* [EXERCISE] Retype the listing that follows, word for word.

* [SUPPLIED INFORMATION]
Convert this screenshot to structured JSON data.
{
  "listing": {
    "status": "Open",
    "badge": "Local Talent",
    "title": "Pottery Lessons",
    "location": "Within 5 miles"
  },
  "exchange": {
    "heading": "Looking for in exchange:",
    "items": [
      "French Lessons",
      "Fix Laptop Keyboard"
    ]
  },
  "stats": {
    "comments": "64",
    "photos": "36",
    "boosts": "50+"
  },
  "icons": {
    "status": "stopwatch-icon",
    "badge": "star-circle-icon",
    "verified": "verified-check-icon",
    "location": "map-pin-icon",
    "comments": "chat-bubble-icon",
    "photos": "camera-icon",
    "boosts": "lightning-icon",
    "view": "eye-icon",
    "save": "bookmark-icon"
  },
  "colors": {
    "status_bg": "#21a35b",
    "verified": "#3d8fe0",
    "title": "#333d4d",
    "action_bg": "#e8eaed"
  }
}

* [ANSWER BELOW]
Convert this screenshot to structured JSON data.
{
  "listing": {
    "status": "Open",
    "badge": "Local Talent",
    "title": "Pottery Lessons",
    "location": "Within 5 miles"
  },
  "exchange": {
    "heading": "Looking for in exchange:",
    "items": [
      "French Lessons",
      "Fix Laptop Keyboard"
    ]
  },
  "stats": {
    "comments": "64",
    "photos": "36",
    "boosts": "50+"
  },
  "icons": {
    "status": "stopwatch-icon",
    "badge": "star-circle-icon",
    "verified": "verified-check-icon",
    "location": "map-pin-icon",
    "comments": "chat-bubble-icon",
    "photos": "camera-icon",
    "boosts": "lightning-icon",
    "view": "eye-icon",
    "save": "bookmark-icon"
  },
  "colors": {
    "status_bg": "#21a35b",
    "verified": "#3d8fe0",
    "title": "#333d4d",
    "action_bg": "#e8eaed"
  }
}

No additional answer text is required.